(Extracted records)
[BEGIN]

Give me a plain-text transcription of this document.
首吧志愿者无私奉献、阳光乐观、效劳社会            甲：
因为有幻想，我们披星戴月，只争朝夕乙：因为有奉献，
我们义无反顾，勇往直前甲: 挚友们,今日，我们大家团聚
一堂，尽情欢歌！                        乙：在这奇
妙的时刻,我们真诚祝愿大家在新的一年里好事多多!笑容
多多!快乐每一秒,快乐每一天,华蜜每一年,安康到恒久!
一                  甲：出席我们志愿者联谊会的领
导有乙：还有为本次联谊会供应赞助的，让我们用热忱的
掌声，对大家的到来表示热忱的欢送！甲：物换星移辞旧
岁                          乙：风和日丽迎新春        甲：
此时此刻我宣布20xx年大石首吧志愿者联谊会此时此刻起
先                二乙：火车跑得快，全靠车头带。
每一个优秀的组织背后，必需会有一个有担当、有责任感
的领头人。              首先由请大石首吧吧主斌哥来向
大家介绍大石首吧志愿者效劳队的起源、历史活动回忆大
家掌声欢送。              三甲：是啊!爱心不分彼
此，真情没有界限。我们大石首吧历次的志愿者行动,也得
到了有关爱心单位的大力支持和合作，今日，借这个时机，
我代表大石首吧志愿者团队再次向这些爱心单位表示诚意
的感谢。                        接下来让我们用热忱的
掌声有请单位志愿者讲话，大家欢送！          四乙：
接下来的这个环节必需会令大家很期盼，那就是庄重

[END]
[BEGIN]

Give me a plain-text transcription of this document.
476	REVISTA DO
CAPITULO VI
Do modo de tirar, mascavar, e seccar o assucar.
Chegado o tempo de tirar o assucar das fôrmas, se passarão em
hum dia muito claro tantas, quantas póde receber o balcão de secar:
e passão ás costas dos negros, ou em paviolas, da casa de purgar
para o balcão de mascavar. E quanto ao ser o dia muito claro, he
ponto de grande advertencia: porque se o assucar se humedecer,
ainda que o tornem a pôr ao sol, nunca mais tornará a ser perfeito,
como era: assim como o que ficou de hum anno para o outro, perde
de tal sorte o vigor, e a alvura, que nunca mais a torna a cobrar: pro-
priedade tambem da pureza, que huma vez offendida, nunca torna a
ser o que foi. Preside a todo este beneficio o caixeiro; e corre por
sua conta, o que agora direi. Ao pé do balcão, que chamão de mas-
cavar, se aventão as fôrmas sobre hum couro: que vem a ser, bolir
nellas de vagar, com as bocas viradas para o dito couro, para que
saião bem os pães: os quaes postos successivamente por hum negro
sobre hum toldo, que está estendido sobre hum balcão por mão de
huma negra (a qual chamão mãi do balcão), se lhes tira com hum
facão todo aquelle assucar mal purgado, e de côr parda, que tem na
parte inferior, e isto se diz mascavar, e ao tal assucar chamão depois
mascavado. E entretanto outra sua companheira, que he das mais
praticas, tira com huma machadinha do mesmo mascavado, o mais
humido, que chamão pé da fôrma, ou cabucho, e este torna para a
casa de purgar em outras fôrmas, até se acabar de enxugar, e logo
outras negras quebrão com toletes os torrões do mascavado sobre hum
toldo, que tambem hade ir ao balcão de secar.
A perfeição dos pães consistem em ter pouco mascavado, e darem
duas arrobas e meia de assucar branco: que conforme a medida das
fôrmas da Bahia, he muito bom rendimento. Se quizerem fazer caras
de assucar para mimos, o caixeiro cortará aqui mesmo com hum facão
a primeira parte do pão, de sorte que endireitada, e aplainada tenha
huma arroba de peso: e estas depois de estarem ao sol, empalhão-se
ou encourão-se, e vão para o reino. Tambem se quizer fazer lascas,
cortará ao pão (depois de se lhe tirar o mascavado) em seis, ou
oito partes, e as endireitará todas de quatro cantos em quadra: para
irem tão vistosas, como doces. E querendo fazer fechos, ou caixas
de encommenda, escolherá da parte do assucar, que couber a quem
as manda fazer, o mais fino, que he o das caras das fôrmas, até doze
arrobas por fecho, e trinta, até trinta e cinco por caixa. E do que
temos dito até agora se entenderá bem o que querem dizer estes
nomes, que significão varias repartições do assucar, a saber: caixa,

[END]
[BEGIN]

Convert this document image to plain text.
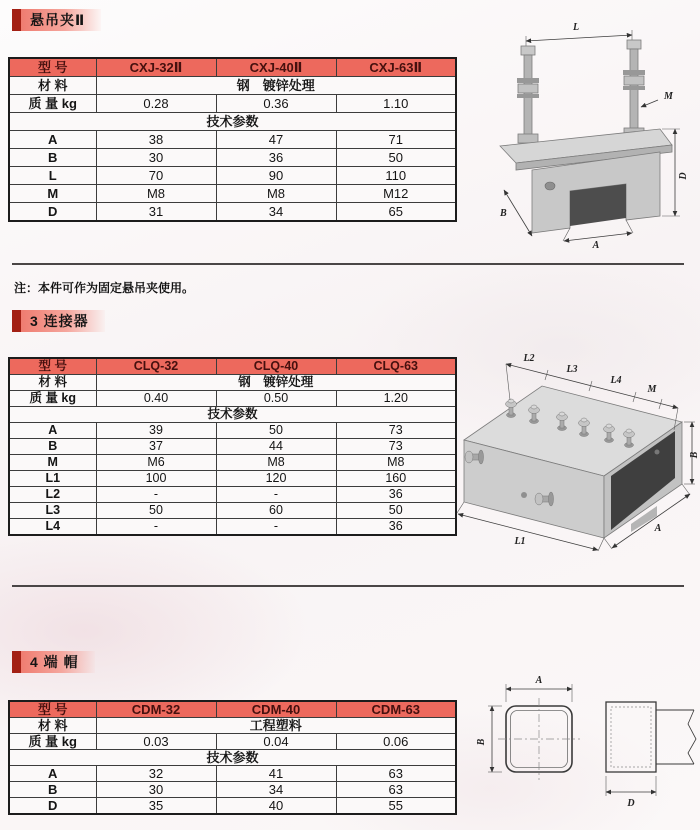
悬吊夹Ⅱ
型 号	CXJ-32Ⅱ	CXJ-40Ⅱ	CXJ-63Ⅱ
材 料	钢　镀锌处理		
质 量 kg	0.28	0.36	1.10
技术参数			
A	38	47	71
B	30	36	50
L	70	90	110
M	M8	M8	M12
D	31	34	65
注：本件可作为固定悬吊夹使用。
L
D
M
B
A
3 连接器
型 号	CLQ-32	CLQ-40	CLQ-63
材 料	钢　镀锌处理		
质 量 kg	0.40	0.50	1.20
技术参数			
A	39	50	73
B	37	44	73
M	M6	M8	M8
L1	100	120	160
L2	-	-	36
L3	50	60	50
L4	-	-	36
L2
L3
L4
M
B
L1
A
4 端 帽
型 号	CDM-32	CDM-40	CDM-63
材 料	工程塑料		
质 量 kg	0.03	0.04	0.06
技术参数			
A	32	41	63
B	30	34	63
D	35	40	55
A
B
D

[END]

Objective
Work out how many lines of the data above hold the word "tirar", and write only the count.

Result below
3